Stored data:
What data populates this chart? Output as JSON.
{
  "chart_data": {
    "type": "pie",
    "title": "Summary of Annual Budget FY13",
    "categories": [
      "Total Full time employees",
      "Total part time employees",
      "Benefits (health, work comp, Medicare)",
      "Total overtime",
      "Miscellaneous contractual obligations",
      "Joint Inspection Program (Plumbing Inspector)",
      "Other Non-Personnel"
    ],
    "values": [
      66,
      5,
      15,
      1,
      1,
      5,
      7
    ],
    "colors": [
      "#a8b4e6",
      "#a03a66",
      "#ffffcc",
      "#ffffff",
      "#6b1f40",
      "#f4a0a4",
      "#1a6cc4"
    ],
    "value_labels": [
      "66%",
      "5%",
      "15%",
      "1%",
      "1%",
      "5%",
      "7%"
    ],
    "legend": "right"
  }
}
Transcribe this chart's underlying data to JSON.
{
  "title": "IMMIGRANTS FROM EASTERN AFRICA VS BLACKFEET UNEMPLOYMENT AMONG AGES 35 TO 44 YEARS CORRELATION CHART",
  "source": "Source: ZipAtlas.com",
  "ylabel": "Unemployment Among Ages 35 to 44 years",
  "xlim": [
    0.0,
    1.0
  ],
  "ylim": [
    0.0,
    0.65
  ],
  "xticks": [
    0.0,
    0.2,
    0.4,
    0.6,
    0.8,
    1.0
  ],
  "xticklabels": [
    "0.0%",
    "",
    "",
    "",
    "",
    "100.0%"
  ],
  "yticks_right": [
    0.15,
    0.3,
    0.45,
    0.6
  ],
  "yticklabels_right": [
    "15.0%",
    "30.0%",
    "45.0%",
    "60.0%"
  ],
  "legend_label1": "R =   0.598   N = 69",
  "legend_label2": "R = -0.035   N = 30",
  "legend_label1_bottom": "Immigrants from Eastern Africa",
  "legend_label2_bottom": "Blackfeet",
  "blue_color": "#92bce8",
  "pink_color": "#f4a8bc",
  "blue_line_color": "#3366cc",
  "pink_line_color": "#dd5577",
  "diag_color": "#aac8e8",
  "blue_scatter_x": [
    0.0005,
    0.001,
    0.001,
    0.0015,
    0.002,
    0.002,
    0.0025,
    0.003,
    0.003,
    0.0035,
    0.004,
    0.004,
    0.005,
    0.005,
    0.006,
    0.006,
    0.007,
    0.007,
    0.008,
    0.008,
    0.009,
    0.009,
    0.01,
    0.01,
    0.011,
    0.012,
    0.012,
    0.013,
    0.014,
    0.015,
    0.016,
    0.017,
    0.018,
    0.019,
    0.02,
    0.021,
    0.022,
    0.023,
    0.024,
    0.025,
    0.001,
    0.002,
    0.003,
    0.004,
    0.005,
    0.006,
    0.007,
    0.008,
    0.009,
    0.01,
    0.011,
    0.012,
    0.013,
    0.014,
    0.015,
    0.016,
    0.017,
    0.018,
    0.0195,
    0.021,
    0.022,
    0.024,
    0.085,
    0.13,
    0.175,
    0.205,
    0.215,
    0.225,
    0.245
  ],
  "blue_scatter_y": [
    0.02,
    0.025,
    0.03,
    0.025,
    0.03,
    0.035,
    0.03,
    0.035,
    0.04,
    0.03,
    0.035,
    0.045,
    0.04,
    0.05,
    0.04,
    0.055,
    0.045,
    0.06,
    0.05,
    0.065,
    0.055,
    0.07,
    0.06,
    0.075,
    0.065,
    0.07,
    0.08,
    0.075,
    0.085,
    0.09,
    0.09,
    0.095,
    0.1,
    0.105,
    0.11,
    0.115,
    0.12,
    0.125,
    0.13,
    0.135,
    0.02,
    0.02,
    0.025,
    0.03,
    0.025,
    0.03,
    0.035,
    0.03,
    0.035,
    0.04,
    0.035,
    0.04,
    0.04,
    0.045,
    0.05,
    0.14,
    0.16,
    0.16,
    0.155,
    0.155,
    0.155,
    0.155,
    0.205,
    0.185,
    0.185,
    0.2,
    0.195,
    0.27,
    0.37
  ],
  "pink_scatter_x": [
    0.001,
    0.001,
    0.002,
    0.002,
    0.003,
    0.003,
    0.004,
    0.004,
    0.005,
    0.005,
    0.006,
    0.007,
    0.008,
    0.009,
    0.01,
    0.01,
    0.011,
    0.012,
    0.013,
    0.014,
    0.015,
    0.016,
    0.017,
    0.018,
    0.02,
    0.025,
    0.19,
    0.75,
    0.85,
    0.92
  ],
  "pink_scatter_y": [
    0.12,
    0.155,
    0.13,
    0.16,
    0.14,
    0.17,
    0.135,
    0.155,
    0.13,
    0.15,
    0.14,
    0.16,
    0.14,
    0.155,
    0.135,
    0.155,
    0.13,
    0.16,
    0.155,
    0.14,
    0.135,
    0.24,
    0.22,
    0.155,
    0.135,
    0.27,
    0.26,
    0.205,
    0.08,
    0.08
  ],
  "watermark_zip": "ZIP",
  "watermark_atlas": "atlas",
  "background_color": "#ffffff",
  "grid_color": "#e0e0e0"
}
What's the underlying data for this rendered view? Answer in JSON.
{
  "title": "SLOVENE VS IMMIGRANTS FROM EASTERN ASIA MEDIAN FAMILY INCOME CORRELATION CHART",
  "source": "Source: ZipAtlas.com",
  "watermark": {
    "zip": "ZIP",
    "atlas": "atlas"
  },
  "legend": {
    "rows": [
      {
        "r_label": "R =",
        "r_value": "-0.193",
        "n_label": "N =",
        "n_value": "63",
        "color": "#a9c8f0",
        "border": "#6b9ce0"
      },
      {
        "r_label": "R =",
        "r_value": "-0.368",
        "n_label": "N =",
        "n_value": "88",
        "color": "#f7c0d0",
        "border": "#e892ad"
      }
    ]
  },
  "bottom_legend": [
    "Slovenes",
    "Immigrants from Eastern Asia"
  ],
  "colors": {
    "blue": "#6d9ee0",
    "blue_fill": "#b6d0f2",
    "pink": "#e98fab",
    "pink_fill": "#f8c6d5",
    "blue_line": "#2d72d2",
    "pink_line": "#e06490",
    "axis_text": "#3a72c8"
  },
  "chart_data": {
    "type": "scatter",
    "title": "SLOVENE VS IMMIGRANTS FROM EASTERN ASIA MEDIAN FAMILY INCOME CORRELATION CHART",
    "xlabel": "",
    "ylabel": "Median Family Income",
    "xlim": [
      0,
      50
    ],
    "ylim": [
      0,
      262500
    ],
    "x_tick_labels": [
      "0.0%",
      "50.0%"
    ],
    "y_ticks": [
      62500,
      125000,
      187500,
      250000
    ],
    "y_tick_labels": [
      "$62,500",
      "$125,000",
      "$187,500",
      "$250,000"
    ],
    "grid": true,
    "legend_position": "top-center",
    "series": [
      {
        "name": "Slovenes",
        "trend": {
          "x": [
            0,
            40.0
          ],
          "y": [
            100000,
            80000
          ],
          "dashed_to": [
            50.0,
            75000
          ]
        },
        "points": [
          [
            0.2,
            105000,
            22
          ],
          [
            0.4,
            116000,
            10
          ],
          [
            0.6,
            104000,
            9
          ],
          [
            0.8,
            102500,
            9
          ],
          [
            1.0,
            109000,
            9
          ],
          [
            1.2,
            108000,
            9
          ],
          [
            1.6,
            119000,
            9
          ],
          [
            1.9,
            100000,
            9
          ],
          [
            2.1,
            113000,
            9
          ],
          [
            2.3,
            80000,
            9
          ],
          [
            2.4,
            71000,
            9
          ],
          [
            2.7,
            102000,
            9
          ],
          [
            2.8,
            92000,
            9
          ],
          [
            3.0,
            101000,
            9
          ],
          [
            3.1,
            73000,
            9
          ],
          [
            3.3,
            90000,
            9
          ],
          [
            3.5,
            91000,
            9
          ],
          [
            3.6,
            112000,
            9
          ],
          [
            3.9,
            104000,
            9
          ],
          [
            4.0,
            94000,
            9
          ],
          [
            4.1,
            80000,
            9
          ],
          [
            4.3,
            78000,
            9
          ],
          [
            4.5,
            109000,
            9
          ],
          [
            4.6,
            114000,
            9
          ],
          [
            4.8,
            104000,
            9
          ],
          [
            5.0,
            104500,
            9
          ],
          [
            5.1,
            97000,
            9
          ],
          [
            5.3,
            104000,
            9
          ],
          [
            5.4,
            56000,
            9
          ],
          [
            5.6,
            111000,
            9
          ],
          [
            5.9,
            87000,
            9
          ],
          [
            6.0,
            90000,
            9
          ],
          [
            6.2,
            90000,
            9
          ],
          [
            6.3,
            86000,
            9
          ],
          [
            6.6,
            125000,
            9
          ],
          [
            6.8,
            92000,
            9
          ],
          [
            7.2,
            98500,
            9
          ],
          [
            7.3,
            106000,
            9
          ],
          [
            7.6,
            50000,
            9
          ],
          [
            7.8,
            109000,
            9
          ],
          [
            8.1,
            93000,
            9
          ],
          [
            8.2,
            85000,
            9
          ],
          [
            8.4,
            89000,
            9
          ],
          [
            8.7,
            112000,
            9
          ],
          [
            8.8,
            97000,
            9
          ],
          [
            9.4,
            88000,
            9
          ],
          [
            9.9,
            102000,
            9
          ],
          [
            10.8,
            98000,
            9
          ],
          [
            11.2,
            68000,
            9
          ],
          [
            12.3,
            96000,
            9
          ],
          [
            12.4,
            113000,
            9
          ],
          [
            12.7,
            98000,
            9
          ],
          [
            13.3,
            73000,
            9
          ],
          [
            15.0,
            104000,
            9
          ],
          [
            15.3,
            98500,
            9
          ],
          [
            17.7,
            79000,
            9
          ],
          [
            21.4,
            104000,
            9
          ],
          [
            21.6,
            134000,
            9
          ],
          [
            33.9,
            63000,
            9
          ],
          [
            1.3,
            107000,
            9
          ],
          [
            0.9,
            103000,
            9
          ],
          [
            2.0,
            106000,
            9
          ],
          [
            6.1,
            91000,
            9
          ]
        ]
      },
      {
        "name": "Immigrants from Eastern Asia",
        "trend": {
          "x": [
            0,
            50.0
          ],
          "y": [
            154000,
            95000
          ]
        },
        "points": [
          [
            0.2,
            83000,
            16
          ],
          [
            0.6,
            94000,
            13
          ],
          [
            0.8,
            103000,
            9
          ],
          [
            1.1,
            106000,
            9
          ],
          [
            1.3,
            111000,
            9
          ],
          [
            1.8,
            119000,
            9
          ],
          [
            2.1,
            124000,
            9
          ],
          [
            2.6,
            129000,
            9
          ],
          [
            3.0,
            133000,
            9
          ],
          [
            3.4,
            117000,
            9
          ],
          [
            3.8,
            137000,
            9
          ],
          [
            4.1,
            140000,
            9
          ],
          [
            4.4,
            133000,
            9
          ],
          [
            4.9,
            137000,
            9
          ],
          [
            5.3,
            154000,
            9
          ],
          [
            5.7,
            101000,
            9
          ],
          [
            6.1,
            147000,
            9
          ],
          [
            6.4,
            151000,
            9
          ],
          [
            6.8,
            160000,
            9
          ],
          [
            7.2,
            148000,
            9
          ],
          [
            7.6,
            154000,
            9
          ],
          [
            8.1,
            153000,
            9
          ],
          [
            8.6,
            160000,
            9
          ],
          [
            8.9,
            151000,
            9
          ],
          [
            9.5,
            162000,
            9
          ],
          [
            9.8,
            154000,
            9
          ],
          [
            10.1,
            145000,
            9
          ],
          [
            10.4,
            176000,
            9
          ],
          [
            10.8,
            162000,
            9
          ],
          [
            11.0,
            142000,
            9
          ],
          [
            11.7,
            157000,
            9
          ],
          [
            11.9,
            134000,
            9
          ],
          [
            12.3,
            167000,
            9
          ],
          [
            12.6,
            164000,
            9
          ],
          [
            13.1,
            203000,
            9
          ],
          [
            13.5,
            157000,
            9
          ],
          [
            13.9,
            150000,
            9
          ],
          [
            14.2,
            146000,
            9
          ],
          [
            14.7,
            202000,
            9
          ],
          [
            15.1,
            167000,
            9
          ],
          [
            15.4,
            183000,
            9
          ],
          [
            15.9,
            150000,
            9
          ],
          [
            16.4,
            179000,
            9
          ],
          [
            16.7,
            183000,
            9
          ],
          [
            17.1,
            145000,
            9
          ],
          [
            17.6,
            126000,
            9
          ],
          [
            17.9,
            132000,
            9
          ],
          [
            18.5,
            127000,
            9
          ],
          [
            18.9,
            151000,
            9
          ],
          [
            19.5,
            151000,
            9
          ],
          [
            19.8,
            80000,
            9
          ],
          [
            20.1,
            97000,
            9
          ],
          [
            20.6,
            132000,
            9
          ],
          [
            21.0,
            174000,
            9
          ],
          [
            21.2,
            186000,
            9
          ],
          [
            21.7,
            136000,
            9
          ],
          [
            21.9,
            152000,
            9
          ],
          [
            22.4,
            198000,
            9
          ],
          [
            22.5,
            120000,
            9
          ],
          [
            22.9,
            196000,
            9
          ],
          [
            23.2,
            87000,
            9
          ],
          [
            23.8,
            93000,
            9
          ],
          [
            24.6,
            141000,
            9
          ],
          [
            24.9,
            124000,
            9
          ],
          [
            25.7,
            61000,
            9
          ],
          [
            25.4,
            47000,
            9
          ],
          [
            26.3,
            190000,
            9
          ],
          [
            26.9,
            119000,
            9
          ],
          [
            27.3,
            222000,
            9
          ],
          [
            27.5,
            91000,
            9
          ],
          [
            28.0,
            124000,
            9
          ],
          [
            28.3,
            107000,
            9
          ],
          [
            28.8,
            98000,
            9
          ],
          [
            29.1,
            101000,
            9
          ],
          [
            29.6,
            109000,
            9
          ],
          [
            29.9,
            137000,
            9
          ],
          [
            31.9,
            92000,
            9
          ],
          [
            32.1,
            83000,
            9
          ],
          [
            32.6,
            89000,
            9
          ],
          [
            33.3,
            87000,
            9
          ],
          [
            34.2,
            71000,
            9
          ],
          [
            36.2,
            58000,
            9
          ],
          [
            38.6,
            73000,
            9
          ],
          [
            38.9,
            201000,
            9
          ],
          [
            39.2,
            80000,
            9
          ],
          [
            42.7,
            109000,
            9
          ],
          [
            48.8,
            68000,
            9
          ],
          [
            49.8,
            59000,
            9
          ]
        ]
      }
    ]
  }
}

Stated exercise: Find the string "name" in the records, then copy each line where it occurs.

Task output:
        "name": "Slovenes",
        "name": "Immigrants from Eastern Asia",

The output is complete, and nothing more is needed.